▸ GIVEN REQUEST:
Are you able to retype all the records below exactly?

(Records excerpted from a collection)
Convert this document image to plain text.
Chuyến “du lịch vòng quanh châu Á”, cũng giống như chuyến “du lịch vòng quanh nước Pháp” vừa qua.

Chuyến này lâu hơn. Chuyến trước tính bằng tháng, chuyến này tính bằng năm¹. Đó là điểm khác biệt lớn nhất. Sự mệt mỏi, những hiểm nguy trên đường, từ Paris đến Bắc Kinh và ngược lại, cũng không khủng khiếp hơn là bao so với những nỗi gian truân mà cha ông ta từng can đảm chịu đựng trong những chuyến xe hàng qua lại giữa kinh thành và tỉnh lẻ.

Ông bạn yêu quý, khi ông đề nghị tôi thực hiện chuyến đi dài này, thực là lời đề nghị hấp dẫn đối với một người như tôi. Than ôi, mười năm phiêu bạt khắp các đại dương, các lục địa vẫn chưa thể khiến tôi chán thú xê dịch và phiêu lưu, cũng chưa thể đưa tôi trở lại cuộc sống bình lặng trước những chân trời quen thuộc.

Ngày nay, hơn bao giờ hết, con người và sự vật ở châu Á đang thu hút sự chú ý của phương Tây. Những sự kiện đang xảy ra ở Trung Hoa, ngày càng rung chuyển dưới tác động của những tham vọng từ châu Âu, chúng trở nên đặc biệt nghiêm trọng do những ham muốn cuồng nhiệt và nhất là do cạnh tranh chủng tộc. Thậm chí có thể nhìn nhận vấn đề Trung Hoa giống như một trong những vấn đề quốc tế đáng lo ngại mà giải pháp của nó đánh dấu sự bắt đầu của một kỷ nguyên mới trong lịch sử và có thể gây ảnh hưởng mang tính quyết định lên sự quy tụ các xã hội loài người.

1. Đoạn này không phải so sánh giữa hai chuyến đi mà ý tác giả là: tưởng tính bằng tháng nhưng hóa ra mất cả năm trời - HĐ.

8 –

▸ TASK SOLUTION:
Convert this document image to plain text.
Chuyến “du lịch vòng quanh châu Á”, cũng giống như chuyến “du lịch vòng quanh nước Pháp” vừa qua.

Chuyến này lâu hơn. Chuyến trước tính bằng tháng, chuyến này tính bằng năm¹. Đó là điểm khác biệt lớn nhất. Sự mệt mỏi, những hiểm nguy trên đường, từ Paris đến Bắc Kinh và ngược lại, cũng không khủng khiếp hơn là bao so với những nỗi gian truân mà cha ông ta từng can đảm chịu đựng trong những chuyến xe hàng qua lại giữa kinh thành và tỉnh lẻ.

Ông bạn yêu quý, khi ông đề nghị tôi thực hiện chuyến đi dài này, thực là lời đề nghị hấp dẫn đối với một người như tôi. Than ôi, mười năm phiêu bạt khắp các đại dương, các lục địa vẫn chưa thể khiến tôi chán thú xê dịch và phiêu lưu, cũng chưa thể đưa tôi trở lại cuộc sống bình lặng trước những chân trời quen thuộc.

Ngày nay, hơn bao giờ hết, con người và sự vật ở châu Á đang thu hút sự chú ý của phương Tây. Những sự kiện đang xảy ra ở Trung Hoa, ngày càng rung chuyển dưới tác động của những tham vọng từ châu Âu, chúng trở nên đặc biệt nghiêm trọng do những ham muốn cuồng nhiệt và nhất là do cạnh tranh chủng tộc. Thậm chí có thể nhìn nhận vấn đề Trung Hoa giống như một trong những vấn đề quốc tế đáng lo ngại mà giải pháp của nó đánh dấu sự bắt đầu của một kỷ nguyên mới trong lịch sử và có thể gây ảnh hưởng mang tính quyết định lên sự quy tụ các xã hội loài người.

1. Đoạn này không phải so sánh giữa hai chuyến đi mà ý tác giả là: tưởng tính bằng tháng nhưng hóa ra mất cả năm trời - HĐ.

8 –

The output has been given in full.